Problem requirements: Keep the pictures out of the copy and print all the entries below exactly.

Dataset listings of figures
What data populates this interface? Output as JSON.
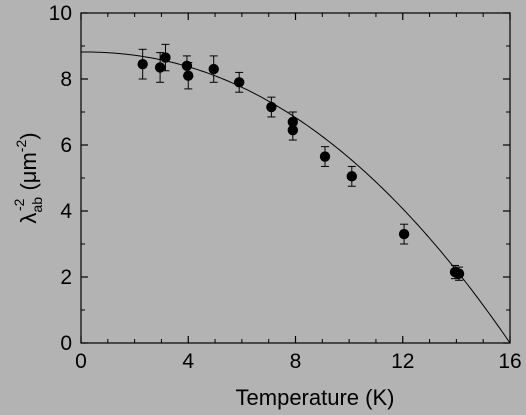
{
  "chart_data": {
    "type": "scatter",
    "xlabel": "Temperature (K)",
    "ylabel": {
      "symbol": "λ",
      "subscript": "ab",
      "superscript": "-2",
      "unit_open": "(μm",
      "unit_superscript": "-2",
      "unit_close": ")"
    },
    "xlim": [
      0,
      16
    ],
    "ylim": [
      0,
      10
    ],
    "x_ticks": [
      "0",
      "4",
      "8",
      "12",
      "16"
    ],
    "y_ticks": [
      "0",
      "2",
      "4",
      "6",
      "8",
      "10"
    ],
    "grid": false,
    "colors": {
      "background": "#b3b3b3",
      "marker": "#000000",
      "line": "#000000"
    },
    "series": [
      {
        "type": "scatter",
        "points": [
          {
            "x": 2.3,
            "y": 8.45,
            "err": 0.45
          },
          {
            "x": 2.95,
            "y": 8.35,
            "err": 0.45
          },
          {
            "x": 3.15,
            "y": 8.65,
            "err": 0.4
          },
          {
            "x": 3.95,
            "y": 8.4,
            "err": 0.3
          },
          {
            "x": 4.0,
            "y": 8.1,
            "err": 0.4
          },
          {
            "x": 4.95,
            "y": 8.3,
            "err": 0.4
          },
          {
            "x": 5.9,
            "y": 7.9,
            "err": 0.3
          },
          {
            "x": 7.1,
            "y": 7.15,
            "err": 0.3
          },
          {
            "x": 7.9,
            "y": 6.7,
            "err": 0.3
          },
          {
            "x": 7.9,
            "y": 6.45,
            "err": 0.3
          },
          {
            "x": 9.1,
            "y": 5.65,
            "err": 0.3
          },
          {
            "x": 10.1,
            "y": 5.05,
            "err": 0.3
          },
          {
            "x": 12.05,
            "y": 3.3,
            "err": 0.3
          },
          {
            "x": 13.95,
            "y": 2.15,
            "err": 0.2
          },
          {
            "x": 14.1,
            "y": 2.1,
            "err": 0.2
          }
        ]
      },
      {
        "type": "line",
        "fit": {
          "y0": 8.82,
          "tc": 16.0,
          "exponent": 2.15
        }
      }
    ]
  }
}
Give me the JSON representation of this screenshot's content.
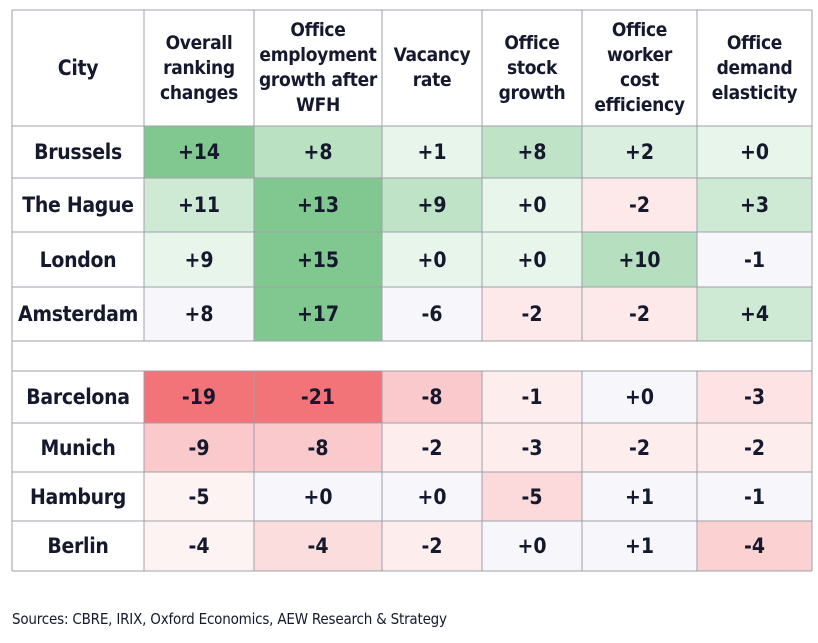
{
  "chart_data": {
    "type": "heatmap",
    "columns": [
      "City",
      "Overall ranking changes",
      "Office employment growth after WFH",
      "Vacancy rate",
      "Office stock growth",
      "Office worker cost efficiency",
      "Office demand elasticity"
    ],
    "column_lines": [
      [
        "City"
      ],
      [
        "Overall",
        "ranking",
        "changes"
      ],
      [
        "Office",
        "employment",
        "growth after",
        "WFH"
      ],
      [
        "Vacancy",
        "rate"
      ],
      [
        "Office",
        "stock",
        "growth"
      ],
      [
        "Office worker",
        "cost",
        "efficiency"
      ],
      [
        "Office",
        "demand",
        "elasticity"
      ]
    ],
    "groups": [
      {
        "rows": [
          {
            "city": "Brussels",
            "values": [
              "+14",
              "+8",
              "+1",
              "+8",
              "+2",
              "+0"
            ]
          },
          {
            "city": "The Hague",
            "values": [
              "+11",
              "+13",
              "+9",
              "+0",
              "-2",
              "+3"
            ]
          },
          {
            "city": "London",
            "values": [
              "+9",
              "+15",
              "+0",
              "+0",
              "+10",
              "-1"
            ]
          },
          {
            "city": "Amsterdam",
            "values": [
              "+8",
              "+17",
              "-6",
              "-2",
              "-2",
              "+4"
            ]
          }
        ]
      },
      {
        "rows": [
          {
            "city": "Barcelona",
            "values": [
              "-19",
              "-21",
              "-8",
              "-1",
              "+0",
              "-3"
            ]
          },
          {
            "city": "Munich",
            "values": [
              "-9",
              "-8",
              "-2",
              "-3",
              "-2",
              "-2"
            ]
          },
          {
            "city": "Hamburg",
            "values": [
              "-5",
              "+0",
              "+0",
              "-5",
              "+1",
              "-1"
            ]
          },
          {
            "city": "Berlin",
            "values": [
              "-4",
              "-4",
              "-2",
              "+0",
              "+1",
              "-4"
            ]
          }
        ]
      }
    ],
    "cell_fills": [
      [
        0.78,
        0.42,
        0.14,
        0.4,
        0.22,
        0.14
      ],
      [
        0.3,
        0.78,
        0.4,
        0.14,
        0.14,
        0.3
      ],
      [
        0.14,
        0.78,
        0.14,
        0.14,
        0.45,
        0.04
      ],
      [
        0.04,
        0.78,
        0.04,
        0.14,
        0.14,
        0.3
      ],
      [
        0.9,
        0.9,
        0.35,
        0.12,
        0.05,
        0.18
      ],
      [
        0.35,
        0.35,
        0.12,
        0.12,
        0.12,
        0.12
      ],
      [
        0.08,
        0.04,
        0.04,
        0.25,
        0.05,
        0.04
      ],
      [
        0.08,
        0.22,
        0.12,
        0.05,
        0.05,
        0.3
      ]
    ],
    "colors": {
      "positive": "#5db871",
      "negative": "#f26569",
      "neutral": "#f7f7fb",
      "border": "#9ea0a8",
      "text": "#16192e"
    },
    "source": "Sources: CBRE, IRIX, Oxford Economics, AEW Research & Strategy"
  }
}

Response to this task:
What data populates this interface? Output as JSON.
{
  "chart_data": {
    "type": "scatter",
    "xlabel": "Temperature (K)",
    "ylabel": {
      "symbol": "λ",
      "subscript": "ab",
      "superscript": "-2",
      "unit_open": "(μm",
      "unit_superscript": "-2",
      "unit_close": ")"
    },
    "xlim": [
      0,
      16
    ],
    "ylim": [
      0,
      10
    ],
    "x_ticks": [
      "0",
      "4",
      "8",
      "12",
      "16"
    ],
    "y_ticks": [
      "0",
      "2",
      "4",
      "6",
      "8",
      "10"
    ],
    "grid": false,
    "colors": {
      "background": "#b3b3b3",
      "marker": "#000000",
      "line": "#000000"
    },
    "series": [
      {
        "type": "scatter",
        "points": [
          {
            "x": 2.3,
            "y": 8.45,
            "err": 0.45
          },
          {
            "x": 2.95,
            "y": 8.35,
            "err": 0.45
          },
          {
            "x": 3.15,
            "y": 8.65,
            "err": 0.4
          },
          {
            "x": 3.95,
            "y": 8.4,
            "err": 0.3
          },
          {
            "x": 4.0,
            "y": 8.1,
            "err": 0.4
          },
          {
            "x": 4.95,
            "y": 8.3,
            "err": 0.4
          },
          {
            "x": 5.9,
            "y": 7.9,
            "err": 0.3
          },
          {
            "x": 7.1,
            "y": 7.15,
            "err": 0.3
          },
          {
            "x": 7.9,
            "y": 6.7,
            "err": 0.3
          },
          {
            "x": 7.9,
            "y": 6.45,
            "err": 0.3
          },
          {
            "x": 9.1,
            "y": 5.65,
            "err": 0.3
          },
          {
            "x": 10.1,
            "y": 5.05,
            "err": 0.3
          },
          {
            "x": 12.05,
            "y": 3.3,
            "err": 0.3
          },
          {
            "x": 13.95,
            "y": 2.15,
            "err": 0.2
          },
          {
            "x": 14.1,
            "y": 2.1,
            "err": 0.2
          }
        ]
      },
      {
        "type": "line",
        "fit": {
          "y0": 8.82,
          "tc": 16.0,
          "exponent": 2.15
        }
      }
    ]
  }
}
Give me the JSON representation of this screenshot's content.
{
  "chart_data": {
    "type": "heatmap",
    "columns": [
      "City",
      "Overall ranking changes",
      "Office employment growth after WFH",
      "Vacancy rate",
      "Office stock growth",
      "Office worker cost efficiency",
      "Office demand elasticity"
    ],
    "column_lines": [
      [
        "City"
      ],
      [
        "Overall",
        "ranking",
        "changes"
      ],
      [
        "Office",
        "employment",
        "growth after",
        "WFH"
      ],
      [
        "Vacancy",
        "rate"
      ],
      [
        "Office",
        "stock",
        "growth"
      ],
      [
        "Office worker",
        "cost",
        "efficiency"
      ],
      [
        "Office",
        "demand",
        "elasticity"
      ]
    ],
    "groups": [
      {
        "rows": [
          {
            "city": "Brussels",
            "values": [
              "+14",
              "+8",
              "+1",
              "+8",
              "+2",
              "+0"
            ]
          },
          {
            "city": "The Hague",
            "values": [
              "+11",
              "+13",
              "+9",
              "+0",
              "-2",
              "+3"
            ]
          },
          {
            "city": "London",
            "values": [
              "+9",
              "+15",
              "+0",
              "+0",
              "+10",
              "-1"
            ]
          },
          {
            "city": "Amsterdam",
            "values": [
              "+8",
              "+17",
              "-6",
              "-2",
              "-2",
              "+4"
            ]
          }
        ]
      },
      {
        "rows": [
          {
            "city": "Barcelona",
            "values": [
              "-19",
              "-21",
              "-8",
              "-1",
              "+0",
              "-3"
            ]
          },
          {
            "city": "Munich",
            "values": [
              "-9",
              "-8",
              "-2",
              "-3",
              "-2",
              "-2"
            ]
          },
          {
            "city": "Hamburg",
            "values": [
              "-5",
              "+0",
              "+0",
              "-5",
              "+1",
              "-1"
            ]
          },
          {
            "city": "Berlin",
            "values": [
              "-4",
              "-4",
              "-2",
              "+0",
              "+1",
              "-4"
            ]
          }
        ]
      }
    ],
    "cell_fills": [
      [
        0.78,
        0.42,
        0.14,
        0.4,
        0.22,
        0.14
      ],
      [
        0.3,
        0.78,
        0.4,
        0.14,
        0.14,
        0.3
      ],
      [
        0.14,
        0.78,
        0.14,
        0.14,
        0.45,
        0.04
      ],
      [
        0.04,
        0.78,
        0.04,
        0.14,
        0.14,
        0.3
      ],
      [
        0.9,
        0.9,
        0.35,
        0.12,
        0.05,
        0.18
      ],
      [
        0.35,
        0.35,
        0.12,
        0.12,
        0.12,
        0.12
      ],
      [
        0.08,
        0.04,
        0.04,
        0.25,
        0.05,
        0.04
      ],
      [
        0.08,
        0.22,
        0.12,
        0.05,
        0.05,
        0.3
      ]
    ],
    "colors": {
      "positive": "#5db871",
      "negative": "#f26569",
      "neutral": "#f7f7fb",
      "border": "#9ea0a8",
      "text": "#16192e"
    },
    "source": "Sources: CBRE, IRIX, Oxford Economics, AEW Research & Strategy"
  }
}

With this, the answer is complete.